■ ENTRIES SUPPLIED:
* * *

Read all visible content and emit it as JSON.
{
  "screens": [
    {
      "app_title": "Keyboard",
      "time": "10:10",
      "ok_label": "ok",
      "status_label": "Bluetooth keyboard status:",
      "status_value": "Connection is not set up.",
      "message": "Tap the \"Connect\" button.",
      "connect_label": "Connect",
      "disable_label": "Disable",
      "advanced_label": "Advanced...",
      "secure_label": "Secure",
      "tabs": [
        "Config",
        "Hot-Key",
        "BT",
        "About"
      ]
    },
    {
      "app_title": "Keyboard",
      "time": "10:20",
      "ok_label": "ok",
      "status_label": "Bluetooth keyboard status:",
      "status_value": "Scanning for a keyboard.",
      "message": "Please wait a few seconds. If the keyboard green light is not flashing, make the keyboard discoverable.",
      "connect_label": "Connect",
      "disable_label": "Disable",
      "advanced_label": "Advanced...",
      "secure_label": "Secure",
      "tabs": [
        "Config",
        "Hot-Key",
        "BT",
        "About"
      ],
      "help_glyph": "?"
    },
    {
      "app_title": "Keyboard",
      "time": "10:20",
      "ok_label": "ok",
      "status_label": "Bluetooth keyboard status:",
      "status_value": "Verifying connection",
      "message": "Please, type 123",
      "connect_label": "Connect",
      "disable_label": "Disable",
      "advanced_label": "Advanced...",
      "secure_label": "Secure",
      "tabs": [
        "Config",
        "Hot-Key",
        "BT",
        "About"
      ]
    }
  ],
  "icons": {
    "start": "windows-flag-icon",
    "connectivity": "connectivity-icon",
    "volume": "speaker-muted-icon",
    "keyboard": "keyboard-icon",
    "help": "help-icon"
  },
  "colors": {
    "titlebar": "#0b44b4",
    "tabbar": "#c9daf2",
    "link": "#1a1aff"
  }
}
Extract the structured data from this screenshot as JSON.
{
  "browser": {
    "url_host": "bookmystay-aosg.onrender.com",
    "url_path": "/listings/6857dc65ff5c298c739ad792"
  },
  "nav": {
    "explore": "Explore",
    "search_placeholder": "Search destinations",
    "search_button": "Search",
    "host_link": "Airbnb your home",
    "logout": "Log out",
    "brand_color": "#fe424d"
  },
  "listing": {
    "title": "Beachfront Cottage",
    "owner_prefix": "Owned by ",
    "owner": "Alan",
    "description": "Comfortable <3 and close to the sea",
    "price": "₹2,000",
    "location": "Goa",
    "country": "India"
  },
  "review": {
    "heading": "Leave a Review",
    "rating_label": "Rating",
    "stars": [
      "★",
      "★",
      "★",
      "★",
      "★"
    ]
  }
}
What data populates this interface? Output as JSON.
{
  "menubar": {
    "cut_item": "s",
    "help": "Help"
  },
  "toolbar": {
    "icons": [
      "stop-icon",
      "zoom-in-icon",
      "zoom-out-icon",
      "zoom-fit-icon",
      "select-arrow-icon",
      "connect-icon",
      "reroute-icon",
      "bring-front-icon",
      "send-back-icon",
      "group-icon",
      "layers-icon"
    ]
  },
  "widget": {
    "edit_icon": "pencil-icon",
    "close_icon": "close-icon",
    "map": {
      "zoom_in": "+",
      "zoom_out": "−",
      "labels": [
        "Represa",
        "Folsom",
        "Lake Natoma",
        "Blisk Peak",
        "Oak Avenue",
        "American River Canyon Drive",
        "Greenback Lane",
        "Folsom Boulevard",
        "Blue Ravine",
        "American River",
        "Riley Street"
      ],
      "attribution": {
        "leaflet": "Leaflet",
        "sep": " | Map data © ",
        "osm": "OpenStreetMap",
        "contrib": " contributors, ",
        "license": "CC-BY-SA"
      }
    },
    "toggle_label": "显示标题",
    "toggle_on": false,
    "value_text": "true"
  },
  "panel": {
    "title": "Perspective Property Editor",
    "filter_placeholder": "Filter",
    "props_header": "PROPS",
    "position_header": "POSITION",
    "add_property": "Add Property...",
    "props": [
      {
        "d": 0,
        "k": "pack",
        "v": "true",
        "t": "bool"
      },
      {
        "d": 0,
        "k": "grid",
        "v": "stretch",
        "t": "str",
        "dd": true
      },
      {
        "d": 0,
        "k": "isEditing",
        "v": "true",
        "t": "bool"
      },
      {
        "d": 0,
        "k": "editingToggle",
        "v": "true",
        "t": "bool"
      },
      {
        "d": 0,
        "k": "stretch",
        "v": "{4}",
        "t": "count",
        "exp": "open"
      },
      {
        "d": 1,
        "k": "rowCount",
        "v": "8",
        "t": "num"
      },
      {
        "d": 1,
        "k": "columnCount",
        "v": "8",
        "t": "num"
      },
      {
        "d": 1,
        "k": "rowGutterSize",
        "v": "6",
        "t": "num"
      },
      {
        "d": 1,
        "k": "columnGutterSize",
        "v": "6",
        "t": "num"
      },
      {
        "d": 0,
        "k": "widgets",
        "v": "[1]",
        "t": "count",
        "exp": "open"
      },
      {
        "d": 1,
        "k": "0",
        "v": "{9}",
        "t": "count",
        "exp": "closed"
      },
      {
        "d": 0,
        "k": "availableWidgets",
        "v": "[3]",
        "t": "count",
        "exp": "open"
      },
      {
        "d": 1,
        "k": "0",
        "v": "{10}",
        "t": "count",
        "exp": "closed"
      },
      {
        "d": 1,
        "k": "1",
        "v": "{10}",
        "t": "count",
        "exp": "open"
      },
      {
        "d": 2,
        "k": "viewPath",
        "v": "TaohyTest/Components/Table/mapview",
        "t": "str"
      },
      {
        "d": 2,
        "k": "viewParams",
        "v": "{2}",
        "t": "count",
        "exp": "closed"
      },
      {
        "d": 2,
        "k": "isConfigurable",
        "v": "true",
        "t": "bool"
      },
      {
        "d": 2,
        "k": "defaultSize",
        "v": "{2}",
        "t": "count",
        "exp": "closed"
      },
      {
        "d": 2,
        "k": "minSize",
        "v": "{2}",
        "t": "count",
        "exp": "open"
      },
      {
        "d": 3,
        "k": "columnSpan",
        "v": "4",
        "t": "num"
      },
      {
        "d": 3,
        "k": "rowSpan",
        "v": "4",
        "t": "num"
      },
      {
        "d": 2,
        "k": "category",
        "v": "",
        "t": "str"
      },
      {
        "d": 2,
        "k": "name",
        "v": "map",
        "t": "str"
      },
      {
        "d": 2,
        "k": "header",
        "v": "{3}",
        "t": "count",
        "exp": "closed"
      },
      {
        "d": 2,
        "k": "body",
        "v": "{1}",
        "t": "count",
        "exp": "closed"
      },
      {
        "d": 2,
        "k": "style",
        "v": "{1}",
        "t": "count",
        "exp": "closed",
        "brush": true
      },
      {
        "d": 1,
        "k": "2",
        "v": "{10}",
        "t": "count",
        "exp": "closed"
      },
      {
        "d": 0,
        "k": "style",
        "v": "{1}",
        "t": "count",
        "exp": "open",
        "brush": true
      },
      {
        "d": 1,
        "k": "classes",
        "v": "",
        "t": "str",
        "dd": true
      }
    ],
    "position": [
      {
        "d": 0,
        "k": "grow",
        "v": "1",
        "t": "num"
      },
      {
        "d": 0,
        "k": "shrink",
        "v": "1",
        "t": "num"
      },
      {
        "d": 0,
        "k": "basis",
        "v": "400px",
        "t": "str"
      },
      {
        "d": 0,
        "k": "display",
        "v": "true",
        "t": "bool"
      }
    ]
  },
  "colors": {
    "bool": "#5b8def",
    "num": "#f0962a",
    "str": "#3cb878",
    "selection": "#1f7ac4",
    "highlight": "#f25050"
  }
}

* * *

■ TASK PROMPT:
Set down every line of the listing above again, exactly as given.

■ RESPONSE FOR THIS EXERCISE:
Read all visible content and emit it as JSON.
{
  "screens": [
    {
      "app_title": "Keyboard",
      "time": "10:10",
      "ok_label": "ok",
      "status_label": "Bluetooth keyboard status:",
      "status_value": "Connection is not set up.",
      "message": "Tap the \"Connect\" button.",
      "connect_label": "Connect",
      "disable_label": "Disable",
      "advanced_label": "Advanced...",
      "secure_label": "Secure",
      "tabs": [
        "Config",
        "Hot-Key",
        "BT",
        "About"
      ]
    },
    {
      "app_title": "Keyboard",
      "time": "10:20",
      "ok_label": "ok",
      "status_label": "Bluetooth keyboard status:",
      "status_value": "Scanning for a keyboard.",
      "message": "Please wait a few seconds. If the keyboard green light is not flashing, make the keyboard discoverable.",
      "connect_label": "Connect",
      "disable_label": "Disable",
      "advanced_label": "Advanced...",
      "secure_label": "Secure",
      "tabs": [
        "Config",
        "Hot-Key",
        "BT",
        "About"
      ],
      "help_glyph": "?"
    },
    {
      "app_title": "Keyboard",
      "time": "10:20",
      "ok_label": "ok",
      "status_label": "Bluetooth keyboard status:",
      "status_value": "Verifying connection",
      "message": "Please, type 123",
      "connect_label": "Connect",
      "disable_label": "Disable",
      "advanced_label": "Advanced...",
      "secure_label": "Secure",
      "tabs": [
        "Config",
        "Hot-Key",
        "BT",
        "About"
      ]
    }
  ],
  "icons": {
    "start": "windows-flag-icon",
    "connectivity": "connectivity-icon",
    "volume": "speaker-muted-icon",
    "keyboard": "keyboard-icon",
    "help": "help-icon"
  },
  "colors": {
    "titlebar": "#0b44b4",
    "tabbar": "#c9daf2",
    "link": "#1a1aff"
  }
}
Extract the structured data from this screenshot as JSON.
{
  "browser": {
    "url_host": "bookmystay-aosg.onrender.com",
    "url_path": "/listings/6857dc65ff5c298c739ad792"
  },
  "nav": {
    "explore": "Explore",
    "search_placeholder": "Search destinations",
    "search_button": "Search",
    "host_link": "Airbnb your home",
    "logout": "Log out",
    "brand_color": "#fe424d"
  },
  "listing": {
    "title": "Beachfront Cottage",
    "owner_prefix": "Owned by ",
    "owner": "Alan",
    "description": "Comfortable <3 and close to the sea",
    "price": "₹2,000",
    "location": "Goa",
    "country": "India"
  },
  "review": {
    "heading": "Leave a Review",
    "rating_label": "Rating",
    "stars": [
      "★",
      "★",
      "★",
      "★",
      "★"
    ]
  }
}
What data populates this interface? Output as JSON.
{
  "menubar": {
    "cut_item": "s",
    "help": "Help"
  },
  "toolbar": {
    "icons": [
      "stop-icon",
      "zoom-in-icon",
      "zoom-out-icon",
      "zoom-fit-icon",
      "select-arrow-icon",
      "connect-icon",
      "reroute-icon",
      "bring-front-icon",
      "send-back-icon",
      "group-icon",
      "layers-icon"
    ]
  },
  "widget": {
    "edit_icon": "pencil-icon",
    "close_icon": "close-icon",
    "map": {
      "zoom_in": "+",
      "zoom_out": "−",
      "labels": [
        "Represa",
        "Folsom",
        "Lake Natoma",
        "Blisk Peak",
        "Oak Avenue",
        "American River Canyon Drive",
        "Greenback Lane",
        "Folsom Boulevard",
        "Blue Ravine",
        "American River",
        "Riley Street"
      ],
      "attribution": {
        "leaflet": "Leaflet",
        "sep": " | Map data © ",
        "osm": "OpenStreetMap",
        "contrib": " contributors, ",
        "license": "CC-BY-SA"
      }
    },
    "toggle_label": "显示标题",
    "toggle_on": false,
    "value_text": "true"
  },
  "panel": {
    "title": "Perspective Property Editor",
    "filter_placeholder": "Filter",
    "props_header": "PROPS",
    "position_header": "POSITION",
    "add_property": "Add Property...",
    "props": [
      {
        "d": 0,
        "k": "pack",
        "v": "true",
        "t": "bool"
      },
      {
        "d": 0,
        "k": "grid",
        "v": "stretch",
        "t": "str",
        "dd": true
      },
      {
        "d": 0,
        "k": "isEditing",
        "v": "true",
        "t": "bool"
      },
      {
        "d": 0,
        "k": "editingToggle",
        "v": "true",
        "t": "bool"
      },
      {
        "d": 0,
        "k": "stretch",
        "v": "{4}",
        "t": "count",
        "exp": "open"
      },
      {
        "d": 1,
        "k": "rowCount",
        "v": "8",
        "t": "num"
      },
      {
        "d": 1,
        "k": "columnCount",
        "v": "8",
        "t": "num"
      },
      {
        "d": 1,
        "k": "rowGutterSize",
        "v": "6",
        "t": "num"
      },
      {
        "d": 1,
        "k": "columnGutterSize",
        "v": "6",
        "t": "num"
      },
      {
        "d": 0,
        "k": "widgets",
        "v": "[1]",
        "t": "count",
        "exp": "open"
      },
      {
        "d": 1,
        "k": "0",
        "v": "{9}",
        "t": "count",
        "exp": "closed"
      },
      {
        "d": 0,
        "k": "availableWidgets",
        "v": "[3]",
        "t": "count",
        "exp": "open"
      },
      {
        "d": 1,
        "k": "0",
        "v": "{10}",
        "t": "count",
        "exp": "closed"
      },
      {
        "d": 1,
        "k": "1",
        "v": "{10}",
        "t": "count",
        "exp": "open"
      },
      {
        "d": 2,
        "k": "viewPath",
        "v": "TaohyTest/Components/Table/mapview",
        "t": "str"
      },
      {
        "d": 2,
        "k": "viewParams",
        "v": "{2}",
        "t": "count",
        "exp": "closed"
      },
      {
        "d": 2,
        "k": "isConfigurable",
        "v": "true",
        "t": "bool"
      },
      {
        "d": 2,
        "k": "defaultSize",
        "v": "{2}",
        "t": "count",
        "exp": "closed"
      },
      {
        "d": 2,
        "k": "minSize",
        "v": "{2}",
        "t": "count",
        "exp": "open"
      },
      {
        "d": 3,
        "k": "columnSpan",
        "v": "4",
        "t": "num"
      },
      {
        "d": 3,
        "k": "rowSpan",
        "v": "4",
        "t": "num"
      },
      {
        "d": 2,
        "k": "category",
        "v": "",
        "t": "str"
      },
      {
        "d": 2,
        "k": "name",
        "v": "map",
        "t": "str"
      },
      {
        "d": 2,
        "k": "header",
        "v": "{3}",
        "t": "count",
        "exp": "closed"
      },
      {
        "d": 2,
        "k": "body",
        "v": "{1}",
        "t": "count",
        "exp": "closed"
      },
      {
        "d": 2,
        "k": "style",
        "v": "{1}",
        "t": "count",
        "exp": "closed",
        "brush": true
      },
      {
        "d": 1,
        "k": "2",
        "v": "{10}",
        "t": "count",
        "exp": "closed"
      },
      {
        "d": 0,
        "k": "style",
        "v": "{1}",
        "t": "count",
        "exp": "open",
        "brush": true
      },
      {
        "d": 1,
        "k": "classes",
        "v": "",
        "t": "str",
        "dd": true
      }
    ],
    "position": [
      {
        "d": 0,
        "k": "grow",
        "v": "1",
        "t": "num"
      },
      {
        "d": 0,
        "k": "shrink",
        "v": "1",
        "t": "num"
      },
      {
        "d": 0,
        "k": "basis",
        "v": "400px",
        "t": "str"
      },
      {
        "d": 0,
        "k": "display",
        "v": "true",
        "t": "bool"
      }
    ]
  },
  "colors": {
    "bool": "#5b8def",
    "num": "#f0962a",
    "str": "#3cb878",
    "selection": "#1f7ac4",
    "highlight": "#f25050"
  }
}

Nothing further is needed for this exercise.